Esquire covers (Jolie, Johansson)

The hottest Esquire cover in several years, perhaps decades. I bought a copy in Newark airport last week, but until yesterday a thumbnail capture wasn’t viewable on the Esquire site….slackers.


The star of Michael Winterbottom’s A Mighty Heart as she doesn’t appear in the film

The Jolie cover, of course, in no way makes up for the magazine’s (and particularly editor A.J. Jacobs‘) surreal, shark-jumping, bordering-on- deranged obsession last year with Scarlett Johansson. Esquire has been on indefinite probation status because of this. If it weren’t for those “What I’ve Learned” pieces, I would be boycotting the magazine right now over this. The only thing that will make up for the Johansson fixation right now is an online mea culpa statement from Jacobs and an apology from the editors.
Joe Queenan said it in the Guardian last December and I tried to explain the same thing last March: Johansson is over. Until she lucks into another semi-startling, Match Point-level part or re-invents herself in some other way.
Johansson’s acting repertory, Queenan said, “consists of staring intently at the person she is speaking to, keeping her lips spread apart, and hoping no one will notice that she is no threat to Meryl Streep, and not all that much of a threat to Hilary Duff.”
####################
[Exercise set]:
1. In the Esquire cover commentary, rewrite the passage that begins at the words "The hottest Esquire" and stops after "from the editors.", putting "publication" in place of "magazine" wherever it occurs.
2. Answer the following questions about the Esquire cover commentary.
(a) Where did the writer buy a copy of the magazine?
(b) In which newspaper, and when, did Joe Queenan make his point about Johansson?
(c) According to Queenan, which actress is Johansson "no threat to"?
####################
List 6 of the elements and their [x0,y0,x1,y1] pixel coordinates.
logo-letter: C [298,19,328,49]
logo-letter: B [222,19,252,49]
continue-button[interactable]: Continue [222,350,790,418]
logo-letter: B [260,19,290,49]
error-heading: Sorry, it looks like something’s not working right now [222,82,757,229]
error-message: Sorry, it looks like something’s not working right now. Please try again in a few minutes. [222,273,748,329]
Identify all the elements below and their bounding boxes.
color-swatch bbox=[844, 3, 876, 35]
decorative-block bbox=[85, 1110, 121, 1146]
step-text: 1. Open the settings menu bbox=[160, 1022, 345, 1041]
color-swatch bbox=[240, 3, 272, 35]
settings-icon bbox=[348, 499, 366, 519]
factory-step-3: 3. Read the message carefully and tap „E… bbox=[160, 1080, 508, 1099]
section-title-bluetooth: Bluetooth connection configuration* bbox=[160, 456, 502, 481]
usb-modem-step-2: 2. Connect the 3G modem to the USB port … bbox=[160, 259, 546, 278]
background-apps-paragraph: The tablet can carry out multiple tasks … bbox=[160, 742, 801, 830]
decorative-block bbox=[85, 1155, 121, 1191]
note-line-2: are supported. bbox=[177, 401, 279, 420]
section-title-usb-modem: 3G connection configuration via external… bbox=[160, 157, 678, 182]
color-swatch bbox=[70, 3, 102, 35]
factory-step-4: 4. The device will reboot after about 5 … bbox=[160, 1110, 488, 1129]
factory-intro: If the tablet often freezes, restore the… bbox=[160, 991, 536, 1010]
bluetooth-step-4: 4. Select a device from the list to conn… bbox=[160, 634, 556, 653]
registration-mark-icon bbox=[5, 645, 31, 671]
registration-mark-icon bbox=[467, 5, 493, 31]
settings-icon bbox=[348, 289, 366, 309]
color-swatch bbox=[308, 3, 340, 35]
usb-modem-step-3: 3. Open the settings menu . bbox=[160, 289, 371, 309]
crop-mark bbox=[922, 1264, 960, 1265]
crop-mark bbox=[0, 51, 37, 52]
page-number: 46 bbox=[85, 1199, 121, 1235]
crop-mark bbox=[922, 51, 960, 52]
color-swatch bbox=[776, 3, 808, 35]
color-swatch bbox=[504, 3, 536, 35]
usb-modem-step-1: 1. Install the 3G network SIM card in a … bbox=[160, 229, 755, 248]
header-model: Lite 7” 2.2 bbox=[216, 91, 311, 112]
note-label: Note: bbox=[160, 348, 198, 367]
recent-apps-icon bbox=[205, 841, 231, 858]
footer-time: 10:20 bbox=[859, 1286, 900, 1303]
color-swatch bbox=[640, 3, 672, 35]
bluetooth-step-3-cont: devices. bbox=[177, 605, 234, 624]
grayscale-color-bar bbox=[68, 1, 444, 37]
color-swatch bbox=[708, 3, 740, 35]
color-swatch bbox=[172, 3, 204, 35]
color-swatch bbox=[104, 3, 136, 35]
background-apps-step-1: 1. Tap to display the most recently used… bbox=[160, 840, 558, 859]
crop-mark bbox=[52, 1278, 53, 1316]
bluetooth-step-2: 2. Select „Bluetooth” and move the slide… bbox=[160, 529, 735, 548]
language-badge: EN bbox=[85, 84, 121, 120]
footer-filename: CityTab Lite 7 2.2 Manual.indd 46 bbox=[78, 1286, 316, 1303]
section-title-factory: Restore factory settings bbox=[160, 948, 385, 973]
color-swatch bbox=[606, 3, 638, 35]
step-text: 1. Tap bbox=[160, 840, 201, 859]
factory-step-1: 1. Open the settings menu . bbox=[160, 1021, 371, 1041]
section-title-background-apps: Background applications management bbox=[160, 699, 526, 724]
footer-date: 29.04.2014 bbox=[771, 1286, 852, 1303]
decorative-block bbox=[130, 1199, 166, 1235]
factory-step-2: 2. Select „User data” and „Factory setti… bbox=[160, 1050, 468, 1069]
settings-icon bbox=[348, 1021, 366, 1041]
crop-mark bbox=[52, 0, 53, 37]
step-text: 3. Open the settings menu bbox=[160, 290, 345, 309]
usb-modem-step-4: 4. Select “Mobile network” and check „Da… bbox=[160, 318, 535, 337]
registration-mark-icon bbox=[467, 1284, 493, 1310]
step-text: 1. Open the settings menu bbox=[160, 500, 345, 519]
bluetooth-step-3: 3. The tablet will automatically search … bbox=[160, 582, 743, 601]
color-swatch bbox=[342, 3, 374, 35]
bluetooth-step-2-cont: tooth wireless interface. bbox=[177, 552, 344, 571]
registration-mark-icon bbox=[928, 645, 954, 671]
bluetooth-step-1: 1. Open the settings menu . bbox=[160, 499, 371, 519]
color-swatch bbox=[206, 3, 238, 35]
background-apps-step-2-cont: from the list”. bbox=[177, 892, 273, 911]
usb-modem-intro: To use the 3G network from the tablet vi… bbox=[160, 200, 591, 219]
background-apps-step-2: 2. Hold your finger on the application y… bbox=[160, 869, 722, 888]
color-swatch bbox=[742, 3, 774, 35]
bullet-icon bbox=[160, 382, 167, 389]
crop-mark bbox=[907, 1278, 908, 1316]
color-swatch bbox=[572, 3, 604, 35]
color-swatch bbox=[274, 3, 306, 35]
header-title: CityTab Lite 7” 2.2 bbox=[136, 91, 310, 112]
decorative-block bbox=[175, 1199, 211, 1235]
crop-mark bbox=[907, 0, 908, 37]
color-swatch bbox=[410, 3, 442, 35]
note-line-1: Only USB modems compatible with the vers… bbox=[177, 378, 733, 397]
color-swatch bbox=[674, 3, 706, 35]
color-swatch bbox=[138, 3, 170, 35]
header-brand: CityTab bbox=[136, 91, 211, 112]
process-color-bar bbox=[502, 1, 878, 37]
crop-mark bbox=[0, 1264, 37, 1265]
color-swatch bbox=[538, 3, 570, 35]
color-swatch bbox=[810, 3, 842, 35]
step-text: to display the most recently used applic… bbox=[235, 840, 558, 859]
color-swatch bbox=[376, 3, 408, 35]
####################
[Numbered answers]:
1.
The hottest Esquire cover in several years, perhaps decades. I bought a copy in Newark airport last week, but until yesterday a thumbnail capture wasn’t viewable on the Esquire site….slackers.


The star of Michael Winterbottom’s A Mighty Heart as she doesn’t appear in the film

The Jolie cover, of course, in no way makes up for the publication’s (and particularly editor A.J. Jacobs‘) surreal, shark-jumping, bordering-on- deranged obsession last year with Scarlett Johansson. Esquire has been on indefinite probation status because of this. If it weren’t for those “What I’ve Learned” pieces, I would be boycotting the publication right now over this. The only thing that will make up for the Johansson fixation right now is an online mea culpa statement from Jacobs and an apology from the editors.

2.
(a) In Newark airport.
(b) In the Guardian, last December.
(c) Meryl Streep.